> [Texte fourni]

Conclusions générales
p. 279-284
Texte intégral
1Le titre de ce volume pourrait faire sourire certains de nos collègues américains de l’école dite « réaliste », qui considèrent que le droit international – pas seulement le droit international de l’environnement – n’est précisément pas du droit. L’une des raisons qu’ils invoquent généralement est ce qu’ils voient comme son manque d’effectivité en tant que droit, faute de mécanismes crédibles d’exécution forcée ou de contrainte. Nous verrons ce qu’il en est des multiples violations du droit international commises par la Russie.
2Le colloque à l’origine de cet ouvrage a réuni un panel d’internationalistes convaincus du caractère juridique du droit international, en dépit du fait que son effectivité ne découle pas de la contrainte ou de la peur d’une sanction – encore que, de nos jours, les sanctions internationales, qu’elles soient légitimes ou non, sont monnaie courante, comme si elles étaient désormais indispensables à assurer l’effectivité du droit international.
3Qu’en est-il du droit international de l’environnement ?
4J’y viens mais, pour en rester au titre du volume, j’ai noté qu’il interroge sur l’effectivité du droit international de l’environnement à partir du constat que l’environnement n’est pas suffisamment protégé, respecté, qu’il se dégrade, et que la plupart des indicateurs d’alerte sont au rouge.
5Est-ce là vraiment constater que le droit international de l’environnement n’est pas effectif ? Je n’en suis pas certain. Ce n’est pas la même chose de dire, d’une part, que le droit ne produit pas les effets normatifs que l’on désire et, d’autre part, que la planète va mal. Car si le droit lui-même manque d’ambition en tant que droit, en se refusant par exemple à « ordonner », préférant suggérer, inciter ou recommander, comment s’étonner que ses réalisations ne soient pas à la hauteur des espérances ? Laissez-moi illustrer ce point : peut-on dire que, en tant que tel, l’accord de Paris n’est pas effectif ? Je ne le crois pas. Ce que l’on peut dire, c’est qu’alors qu’il promeut l’objectif remarquablement ambitieux de contenir l’augmentation du réchauffement climatique sous certaines limites, les règles qu’il pose pour y parvenir sont d’une tout aussi remarquable mollesse.
6C’est que, comme les contributeurs au présent ouvrage l’ont relevé, le droit international de l’environnement a été pensé comme un droit d’incitation, mou, flexible, programmatique. Il est le reflet des évolutions du droit international mentionnées par Olivier de Frouville, faisant maintenant la part belle aux textes non obligatoires.

[Entrées de données extraites]
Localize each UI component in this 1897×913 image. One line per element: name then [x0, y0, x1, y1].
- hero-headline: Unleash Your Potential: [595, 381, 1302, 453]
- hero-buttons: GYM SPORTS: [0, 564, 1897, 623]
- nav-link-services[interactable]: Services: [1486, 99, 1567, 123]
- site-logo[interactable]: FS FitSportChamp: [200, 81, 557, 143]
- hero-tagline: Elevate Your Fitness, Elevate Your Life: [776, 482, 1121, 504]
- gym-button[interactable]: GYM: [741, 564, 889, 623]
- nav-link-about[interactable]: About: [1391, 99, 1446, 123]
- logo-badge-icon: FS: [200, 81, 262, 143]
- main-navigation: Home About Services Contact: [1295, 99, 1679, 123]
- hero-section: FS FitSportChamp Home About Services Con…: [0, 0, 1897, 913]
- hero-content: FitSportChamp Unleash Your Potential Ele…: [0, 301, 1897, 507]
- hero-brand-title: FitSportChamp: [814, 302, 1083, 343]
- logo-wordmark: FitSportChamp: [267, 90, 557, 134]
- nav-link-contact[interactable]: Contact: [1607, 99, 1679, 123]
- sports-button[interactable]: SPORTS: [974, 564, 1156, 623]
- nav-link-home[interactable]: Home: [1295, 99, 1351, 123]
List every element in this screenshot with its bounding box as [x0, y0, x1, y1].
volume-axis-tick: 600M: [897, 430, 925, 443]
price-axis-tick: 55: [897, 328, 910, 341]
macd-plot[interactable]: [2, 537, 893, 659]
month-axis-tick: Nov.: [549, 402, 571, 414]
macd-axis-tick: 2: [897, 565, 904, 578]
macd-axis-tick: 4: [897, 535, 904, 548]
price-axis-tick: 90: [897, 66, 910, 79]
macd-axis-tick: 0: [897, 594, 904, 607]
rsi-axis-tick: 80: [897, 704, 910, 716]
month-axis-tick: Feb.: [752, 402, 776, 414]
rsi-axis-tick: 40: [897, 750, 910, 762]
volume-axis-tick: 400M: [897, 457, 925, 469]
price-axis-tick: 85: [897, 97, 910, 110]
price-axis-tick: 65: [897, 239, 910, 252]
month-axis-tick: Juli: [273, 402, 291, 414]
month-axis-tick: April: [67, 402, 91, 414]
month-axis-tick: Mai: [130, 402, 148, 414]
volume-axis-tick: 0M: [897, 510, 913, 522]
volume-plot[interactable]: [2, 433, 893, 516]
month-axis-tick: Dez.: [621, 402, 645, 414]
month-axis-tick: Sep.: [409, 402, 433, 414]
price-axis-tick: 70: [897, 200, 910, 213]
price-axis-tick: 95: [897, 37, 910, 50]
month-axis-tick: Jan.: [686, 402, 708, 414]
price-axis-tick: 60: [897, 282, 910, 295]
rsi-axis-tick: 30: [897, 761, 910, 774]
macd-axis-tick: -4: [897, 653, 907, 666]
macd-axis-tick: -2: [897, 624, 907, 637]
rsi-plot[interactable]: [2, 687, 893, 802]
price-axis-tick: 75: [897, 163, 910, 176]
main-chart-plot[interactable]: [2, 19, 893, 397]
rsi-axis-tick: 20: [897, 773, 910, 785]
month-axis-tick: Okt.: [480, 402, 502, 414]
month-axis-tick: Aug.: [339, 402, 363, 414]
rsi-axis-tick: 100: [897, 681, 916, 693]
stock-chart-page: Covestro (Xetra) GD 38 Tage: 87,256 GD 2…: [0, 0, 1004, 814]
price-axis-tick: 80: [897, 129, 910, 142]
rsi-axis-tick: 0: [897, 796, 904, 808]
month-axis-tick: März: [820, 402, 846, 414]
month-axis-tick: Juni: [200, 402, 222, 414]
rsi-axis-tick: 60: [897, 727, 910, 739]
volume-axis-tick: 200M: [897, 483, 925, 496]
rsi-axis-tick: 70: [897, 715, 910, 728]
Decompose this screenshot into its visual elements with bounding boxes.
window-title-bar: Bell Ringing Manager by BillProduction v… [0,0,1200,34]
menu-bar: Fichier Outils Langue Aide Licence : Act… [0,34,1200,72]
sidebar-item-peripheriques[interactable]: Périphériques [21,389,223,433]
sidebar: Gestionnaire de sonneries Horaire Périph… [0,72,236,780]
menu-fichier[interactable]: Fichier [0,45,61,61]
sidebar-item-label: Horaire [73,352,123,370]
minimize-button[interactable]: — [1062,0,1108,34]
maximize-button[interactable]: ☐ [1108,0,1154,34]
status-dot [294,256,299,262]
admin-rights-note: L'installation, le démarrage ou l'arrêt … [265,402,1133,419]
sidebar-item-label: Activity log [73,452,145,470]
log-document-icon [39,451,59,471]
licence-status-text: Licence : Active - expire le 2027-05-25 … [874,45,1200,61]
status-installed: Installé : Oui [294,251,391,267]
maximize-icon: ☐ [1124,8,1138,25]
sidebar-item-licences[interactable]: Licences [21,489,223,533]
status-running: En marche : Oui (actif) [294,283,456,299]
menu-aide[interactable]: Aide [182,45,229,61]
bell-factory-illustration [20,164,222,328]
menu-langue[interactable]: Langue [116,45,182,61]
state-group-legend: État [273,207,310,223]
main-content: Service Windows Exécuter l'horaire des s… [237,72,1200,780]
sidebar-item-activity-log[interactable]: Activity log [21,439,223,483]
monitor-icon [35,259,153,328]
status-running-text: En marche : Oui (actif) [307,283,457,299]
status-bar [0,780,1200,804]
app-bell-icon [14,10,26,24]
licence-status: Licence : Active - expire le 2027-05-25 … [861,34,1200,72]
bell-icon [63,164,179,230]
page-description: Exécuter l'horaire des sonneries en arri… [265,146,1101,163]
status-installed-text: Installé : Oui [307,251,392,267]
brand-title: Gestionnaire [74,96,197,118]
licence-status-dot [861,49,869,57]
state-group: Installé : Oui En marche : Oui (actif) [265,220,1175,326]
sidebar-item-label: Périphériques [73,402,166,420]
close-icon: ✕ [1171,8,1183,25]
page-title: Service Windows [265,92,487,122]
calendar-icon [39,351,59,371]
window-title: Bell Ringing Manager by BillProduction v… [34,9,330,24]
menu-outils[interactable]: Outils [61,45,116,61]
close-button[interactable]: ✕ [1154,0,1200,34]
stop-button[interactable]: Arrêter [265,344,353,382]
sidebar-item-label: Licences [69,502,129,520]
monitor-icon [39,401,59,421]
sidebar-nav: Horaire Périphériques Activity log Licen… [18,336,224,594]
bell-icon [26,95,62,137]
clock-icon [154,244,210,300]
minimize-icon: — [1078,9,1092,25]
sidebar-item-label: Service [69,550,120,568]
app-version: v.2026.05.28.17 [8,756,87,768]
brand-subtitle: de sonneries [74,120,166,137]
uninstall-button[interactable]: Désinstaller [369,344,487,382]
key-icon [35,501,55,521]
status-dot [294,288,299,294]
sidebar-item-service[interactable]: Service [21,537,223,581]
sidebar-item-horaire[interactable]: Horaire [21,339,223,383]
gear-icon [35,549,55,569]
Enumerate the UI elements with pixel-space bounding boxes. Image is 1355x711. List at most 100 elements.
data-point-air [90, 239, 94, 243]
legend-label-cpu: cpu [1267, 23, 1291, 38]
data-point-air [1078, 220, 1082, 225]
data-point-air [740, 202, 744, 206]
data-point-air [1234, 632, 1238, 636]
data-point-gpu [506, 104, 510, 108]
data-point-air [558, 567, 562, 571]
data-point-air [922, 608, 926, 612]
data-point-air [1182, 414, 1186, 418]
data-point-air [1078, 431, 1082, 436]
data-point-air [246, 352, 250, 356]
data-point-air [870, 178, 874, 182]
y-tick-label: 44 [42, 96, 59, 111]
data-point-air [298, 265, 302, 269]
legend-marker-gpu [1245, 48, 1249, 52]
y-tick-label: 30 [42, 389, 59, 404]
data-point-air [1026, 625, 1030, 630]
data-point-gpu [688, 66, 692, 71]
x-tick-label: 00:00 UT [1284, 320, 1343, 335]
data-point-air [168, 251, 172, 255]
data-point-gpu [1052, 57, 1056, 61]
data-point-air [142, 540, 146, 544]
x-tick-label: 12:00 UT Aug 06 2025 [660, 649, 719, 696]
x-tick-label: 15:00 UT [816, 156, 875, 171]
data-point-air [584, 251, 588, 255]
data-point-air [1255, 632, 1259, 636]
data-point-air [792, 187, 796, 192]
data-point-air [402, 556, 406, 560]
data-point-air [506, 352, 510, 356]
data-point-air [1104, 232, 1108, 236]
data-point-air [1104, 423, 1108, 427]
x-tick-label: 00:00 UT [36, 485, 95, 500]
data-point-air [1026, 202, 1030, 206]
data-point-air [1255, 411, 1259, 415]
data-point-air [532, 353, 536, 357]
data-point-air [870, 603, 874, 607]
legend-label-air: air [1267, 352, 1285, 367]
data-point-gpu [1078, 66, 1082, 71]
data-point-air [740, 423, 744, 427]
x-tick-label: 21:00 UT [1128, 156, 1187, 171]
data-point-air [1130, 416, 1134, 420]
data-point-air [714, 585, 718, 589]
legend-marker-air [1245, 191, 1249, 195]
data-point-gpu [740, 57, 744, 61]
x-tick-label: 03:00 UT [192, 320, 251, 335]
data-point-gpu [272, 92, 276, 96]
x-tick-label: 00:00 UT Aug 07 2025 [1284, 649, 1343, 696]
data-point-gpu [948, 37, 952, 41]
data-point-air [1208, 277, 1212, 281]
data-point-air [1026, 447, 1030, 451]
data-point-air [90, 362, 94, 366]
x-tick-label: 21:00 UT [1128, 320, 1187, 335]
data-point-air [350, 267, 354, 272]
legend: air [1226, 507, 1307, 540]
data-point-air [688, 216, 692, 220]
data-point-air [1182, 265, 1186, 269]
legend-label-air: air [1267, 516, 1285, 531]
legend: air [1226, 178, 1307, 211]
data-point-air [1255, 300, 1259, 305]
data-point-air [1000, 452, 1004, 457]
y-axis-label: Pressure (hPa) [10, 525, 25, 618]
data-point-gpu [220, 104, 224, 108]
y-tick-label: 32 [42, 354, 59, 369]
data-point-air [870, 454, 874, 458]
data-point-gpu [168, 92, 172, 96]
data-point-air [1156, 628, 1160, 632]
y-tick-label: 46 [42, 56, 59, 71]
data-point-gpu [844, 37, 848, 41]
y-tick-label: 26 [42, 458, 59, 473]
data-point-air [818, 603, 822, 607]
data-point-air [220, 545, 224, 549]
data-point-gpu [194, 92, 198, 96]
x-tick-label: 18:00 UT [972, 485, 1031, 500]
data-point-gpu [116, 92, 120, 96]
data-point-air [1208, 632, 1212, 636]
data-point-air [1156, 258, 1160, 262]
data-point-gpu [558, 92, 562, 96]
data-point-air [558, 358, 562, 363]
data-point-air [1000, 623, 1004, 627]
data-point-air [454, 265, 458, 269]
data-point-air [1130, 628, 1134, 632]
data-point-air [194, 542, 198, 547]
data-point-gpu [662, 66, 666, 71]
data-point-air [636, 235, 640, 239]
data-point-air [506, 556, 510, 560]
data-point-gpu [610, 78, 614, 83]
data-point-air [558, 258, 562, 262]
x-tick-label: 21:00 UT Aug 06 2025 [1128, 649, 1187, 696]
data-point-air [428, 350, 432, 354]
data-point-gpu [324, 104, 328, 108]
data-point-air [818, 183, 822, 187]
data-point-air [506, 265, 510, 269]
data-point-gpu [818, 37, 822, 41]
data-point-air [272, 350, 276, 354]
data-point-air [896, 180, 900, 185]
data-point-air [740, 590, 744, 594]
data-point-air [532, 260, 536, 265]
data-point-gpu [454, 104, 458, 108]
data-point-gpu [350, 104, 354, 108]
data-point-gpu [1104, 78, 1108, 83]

> [Objectifs]
• A. Recopiez à l'identique les lignes de la liste, depuis son début jusqu'à la ligne contenant « - logo-badge-icon: FS: [200, 81, 262, 143] », celle-ci comprise.
• B. Poursuivez le texte sur l'effectivité du droit international de l'environnement à la suite de sa dernière phrase.
Le texte et la liste sont sans rapport l'un avec l'autre.

> [Corrigé des exercices]
• A.
Localize each UI component in this 1897×913 image. One line per element: name then [x0, y0, x1, y1].
- hero-headline: Unleash Your Potential: [595, 381, 1302, 453]
- hero-buttons: GYM SPORTS: [0, 564, 1897, 623]
- nav-link-services[interactable]: Services: [1486, 99, 1567, 123]
- site-logo[interactable]: FS FitSportChamp: [200, 81, 557, 143]
- hero-tagline: Elevate Your Fitness, Elevate Your Life: [776, 482, 1121, 504]
- gym-button[interactable]: GYM: [741, 564, 889, 623]
- nav-link-about[interactable]: About: [1391, 99, 1446, 123]
- logo-badge-icon: FS: [200, 81, 262, 143]

• B.
7Est-ce par choix ? Sans doute en partie, comme l’a narré Yann Kerbrat. Nombreux sont ceux qui estiment que le « droit dur » n’est pas adapté à l’encadrement effectif de la matière. Car de multiples considérations entrent en jeu pour que, à leur niveau, les États mettent vraiment en œuvre les politiques environnementales que l’on attend d’eux. Elles sont d’ordre politique, social, économique, historique, spirituel, relèvent de la sociologie, de l’anthropologie, font intervenir des problématiques régionales, locales, transnationales, mondiales. Les États devraient alors se voir reconnaître une large marge d’appréciation. Par conséquent, en surplomb, le droit international, si droit il y a, se conçoit nécessairement comme mou, vague, indicatif, suggestif, à défaut de se vouloir directif.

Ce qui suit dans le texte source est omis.